> What the task requires
Every line that contains the word "Works" should be copied.

Source data:
▬▬▬▬▬▬

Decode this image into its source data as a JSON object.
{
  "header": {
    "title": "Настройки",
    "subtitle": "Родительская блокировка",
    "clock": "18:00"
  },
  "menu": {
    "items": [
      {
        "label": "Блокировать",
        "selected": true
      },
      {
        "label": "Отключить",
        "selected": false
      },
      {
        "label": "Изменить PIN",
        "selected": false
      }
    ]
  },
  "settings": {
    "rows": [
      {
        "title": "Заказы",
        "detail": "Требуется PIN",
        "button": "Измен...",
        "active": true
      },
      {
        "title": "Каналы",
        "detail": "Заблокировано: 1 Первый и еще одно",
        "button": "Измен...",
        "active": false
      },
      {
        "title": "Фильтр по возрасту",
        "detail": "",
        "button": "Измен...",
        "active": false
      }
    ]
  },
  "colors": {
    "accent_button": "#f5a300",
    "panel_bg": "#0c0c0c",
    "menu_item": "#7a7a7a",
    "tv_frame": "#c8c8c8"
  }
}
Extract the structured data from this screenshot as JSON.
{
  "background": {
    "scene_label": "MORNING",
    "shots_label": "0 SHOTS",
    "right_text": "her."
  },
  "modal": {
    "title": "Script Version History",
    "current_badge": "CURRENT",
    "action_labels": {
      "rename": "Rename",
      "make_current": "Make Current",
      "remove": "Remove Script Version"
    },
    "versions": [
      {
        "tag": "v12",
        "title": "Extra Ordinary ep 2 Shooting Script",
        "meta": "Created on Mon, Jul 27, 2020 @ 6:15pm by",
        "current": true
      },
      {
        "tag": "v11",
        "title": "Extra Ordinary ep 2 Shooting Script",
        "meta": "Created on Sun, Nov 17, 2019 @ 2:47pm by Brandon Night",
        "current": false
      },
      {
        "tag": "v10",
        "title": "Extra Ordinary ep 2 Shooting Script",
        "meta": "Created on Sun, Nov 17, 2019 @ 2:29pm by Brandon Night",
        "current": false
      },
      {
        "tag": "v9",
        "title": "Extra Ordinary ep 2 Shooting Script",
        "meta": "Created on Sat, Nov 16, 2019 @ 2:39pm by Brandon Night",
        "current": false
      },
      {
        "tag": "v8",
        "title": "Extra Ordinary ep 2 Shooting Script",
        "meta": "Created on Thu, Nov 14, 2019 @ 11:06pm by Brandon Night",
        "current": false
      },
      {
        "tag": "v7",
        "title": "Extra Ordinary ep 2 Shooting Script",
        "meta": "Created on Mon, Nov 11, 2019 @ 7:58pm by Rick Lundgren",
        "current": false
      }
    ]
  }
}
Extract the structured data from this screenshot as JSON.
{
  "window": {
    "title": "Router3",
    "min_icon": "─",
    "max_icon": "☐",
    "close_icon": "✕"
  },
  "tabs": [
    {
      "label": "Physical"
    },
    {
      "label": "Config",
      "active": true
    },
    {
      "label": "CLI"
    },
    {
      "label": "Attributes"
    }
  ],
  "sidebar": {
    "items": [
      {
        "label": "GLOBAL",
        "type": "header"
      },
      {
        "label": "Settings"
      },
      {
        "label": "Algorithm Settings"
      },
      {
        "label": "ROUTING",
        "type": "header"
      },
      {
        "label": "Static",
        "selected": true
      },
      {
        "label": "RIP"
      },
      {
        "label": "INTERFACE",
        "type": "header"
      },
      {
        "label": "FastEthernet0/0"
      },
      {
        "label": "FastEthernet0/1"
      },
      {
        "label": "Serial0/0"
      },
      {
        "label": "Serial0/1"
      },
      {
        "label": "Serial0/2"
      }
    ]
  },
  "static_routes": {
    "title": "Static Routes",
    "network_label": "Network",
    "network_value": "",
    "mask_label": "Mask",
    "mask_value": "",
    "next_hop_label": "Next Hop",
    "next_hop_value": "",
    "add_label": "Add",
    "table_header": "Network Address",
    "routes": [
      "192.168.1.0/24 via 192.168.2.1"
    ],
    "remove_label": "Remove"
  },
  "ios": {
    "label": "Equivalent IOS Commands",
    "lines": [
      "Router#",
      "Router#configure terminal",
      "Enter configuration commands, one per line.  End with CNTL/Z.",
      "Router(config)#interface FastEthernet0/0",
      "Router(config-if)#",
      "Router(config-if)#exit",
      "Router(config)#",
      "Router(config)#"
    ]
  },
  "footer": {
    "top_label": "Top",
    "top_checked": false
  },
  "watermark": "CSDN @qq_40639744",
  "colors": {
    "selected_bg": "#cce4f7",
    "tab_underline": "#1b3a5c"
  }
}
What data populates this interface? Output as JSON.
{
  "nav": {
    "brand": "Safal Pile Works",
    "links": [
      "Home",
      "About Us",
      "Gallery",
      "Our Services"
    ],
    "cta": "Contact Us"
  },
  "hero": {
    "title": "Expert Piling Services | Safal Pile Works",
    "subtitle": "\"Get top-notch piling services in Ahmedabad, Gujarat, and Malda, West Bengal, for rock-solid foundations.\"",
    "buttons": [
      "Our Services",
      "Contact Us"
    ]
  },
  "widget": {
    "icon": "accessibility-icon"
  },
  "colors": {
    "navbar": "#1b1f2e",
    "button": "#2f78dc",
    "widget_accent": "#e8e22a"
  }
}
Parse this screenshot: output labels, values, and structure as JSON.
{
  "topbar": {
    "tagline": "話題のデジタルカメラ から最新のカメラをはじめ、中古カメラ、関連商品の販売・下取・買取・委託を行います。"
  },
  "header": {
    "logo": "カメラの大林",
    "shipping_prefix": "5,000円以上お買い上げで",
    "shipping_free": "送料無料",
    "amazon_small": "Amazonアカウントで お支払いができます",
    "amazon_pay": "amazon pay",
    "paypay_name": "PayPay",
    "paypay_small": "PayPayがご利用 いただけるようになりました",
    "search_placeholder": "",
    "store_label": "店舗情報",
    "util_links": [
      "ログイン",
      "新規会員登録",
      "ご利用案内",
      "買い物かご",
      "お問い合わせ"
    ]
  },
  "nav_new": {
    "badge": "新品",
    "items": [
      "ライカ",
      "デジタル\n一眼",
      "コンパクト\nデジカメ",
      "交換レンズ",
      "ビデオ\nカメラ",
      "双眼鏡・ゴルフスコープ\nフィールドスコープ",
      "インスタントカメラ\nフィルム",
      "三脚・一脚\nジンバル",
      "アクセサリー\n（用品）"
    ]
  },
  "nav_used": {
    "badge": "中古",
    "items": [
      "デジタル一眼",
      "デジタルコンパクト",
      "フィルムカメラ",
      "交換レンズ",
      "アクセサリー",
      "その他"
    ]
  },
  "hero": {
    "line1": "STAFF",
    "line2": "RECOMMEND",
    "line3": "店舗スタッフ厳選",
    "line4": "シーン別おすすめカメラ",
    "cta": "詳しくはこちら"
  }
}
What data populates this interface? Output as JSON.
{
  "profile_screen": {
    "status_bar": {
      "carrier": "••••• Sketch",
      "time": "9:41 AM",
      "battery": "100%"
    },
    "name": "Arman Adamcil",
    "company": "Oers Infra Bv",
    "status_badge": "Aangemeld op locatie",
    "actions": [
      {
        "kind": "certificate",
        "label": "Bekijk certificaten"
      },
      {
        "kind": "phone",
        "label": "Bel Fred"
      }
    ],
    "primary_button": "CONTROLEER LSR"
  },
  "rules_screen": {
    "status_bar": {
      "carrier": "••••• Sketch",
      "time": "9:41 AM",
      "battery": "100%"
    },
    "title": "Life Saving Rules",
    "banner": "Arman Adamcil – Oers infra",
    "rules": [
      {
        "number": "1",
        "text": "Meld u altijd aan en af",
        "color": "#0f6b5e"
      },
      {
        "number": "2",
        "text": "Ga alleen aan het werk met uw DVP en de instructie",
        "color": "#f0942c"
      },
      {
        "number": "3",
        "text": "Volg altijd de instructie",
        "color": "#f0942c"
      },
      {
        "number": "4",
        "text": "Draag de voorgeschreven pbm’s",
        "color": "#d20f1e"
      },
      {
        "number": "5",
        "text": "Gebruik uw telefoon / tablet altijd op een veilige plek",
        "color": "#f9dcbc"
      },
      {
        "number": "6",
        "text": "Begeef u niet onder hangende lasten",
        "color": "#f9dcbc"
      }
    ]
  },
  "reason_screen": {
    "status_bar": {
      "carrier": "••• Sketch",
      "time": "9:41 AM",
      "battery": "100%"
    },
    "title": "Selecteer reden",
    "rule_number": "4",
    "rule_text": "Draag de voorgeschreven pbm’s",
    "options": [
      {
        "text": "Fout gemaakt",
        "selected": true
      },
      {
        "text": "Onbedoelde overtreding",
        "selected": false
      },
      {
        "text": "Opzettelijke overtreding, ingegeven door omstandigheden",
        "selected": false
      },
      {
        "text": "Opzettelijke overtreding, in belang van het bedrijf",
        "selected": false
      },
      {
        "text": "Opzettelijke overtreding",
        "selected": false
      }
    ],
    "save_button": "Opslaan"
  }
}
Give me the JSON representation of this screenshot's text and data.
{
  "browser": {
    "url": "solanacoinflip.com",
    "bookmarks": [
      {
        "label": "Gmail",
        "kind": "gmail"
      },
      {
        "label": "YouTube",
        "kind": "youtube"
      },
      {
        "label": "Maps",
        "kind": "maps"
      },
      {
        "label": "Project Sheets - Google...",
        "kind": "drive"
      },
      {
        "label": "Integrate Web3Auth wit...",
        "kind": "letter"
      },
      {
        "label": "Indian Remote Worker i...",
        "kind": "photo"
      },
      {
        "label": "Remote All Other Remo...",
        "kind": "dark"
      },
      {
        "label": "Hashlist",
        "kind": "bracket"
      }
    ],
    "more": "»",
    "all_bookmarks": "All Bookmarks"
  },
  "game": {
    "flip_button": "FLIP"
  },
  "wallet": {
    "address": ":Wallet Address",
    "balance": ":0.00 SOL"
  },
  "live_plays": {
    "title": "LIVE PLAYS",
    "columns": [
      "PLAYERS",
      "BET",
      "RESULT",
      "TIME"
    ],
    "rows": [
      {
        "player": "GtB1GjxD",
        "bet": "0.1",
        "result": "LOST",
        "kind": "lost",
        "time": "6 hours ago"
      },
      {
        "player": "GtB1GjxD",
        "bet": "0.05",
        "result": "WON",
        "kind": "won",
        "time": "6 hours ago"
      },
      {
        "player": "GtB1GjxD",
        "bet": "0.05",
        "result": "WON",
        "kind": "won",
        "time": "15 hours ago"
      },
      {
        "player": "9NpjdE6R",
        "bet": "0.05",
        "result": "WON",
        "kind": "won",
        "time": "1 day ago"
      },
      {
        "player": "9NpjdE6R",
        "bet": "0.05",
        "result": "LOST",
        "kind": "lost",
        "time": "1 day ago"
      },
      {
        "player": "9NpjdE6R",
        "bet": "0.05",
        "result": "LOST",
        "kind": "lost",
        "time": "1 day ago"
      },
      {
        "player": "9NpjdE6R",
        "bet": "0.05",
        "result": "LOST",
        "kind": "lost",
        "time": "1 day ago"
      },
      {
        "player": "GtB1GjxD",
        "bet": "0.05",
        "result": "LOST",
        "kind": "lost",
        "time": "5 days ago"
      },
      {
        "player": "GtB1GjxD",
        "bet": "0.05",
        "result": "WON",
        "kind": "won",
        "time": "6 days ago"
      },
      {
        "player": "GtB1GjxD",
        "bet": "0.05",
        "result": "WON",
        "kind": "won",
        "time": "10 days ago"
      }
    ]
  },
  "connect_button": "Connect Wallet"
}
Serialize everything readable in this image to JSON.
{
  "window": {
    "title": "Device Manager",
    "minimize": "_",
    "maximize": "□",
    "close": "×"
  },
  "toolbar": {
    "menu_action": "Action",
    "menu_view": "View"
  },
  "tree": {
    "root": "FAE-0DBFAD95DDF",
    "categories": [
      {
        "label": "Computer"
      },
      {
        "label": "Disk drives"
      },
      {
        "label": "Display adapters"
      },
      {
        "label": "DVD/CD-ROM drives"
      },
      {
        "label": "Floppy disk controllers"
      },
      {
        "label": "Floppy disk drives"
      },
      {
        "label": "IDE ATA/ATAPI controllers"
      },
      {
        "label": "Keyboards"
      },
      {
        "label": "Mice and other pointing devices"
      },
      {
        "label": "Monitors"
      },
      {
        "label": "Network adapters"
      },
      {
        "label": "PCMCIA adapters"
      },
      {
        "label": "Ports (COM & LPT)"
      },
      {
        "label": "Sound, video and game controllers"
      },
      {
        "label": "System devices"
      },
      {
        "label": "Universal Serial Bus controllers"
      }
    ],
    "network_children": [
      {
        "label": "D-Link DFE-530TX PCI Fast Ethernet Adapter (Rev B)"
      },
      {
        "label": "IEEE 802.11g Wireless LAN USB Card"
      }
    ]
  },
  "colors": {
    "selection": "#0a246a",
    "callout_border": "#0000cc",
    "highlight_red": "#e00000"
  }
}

▬▬▬▬▬▬

> Written answer
    "brand": "Safal Pile Works",
    "title": "Expert Piling Services | Safal Pile Works",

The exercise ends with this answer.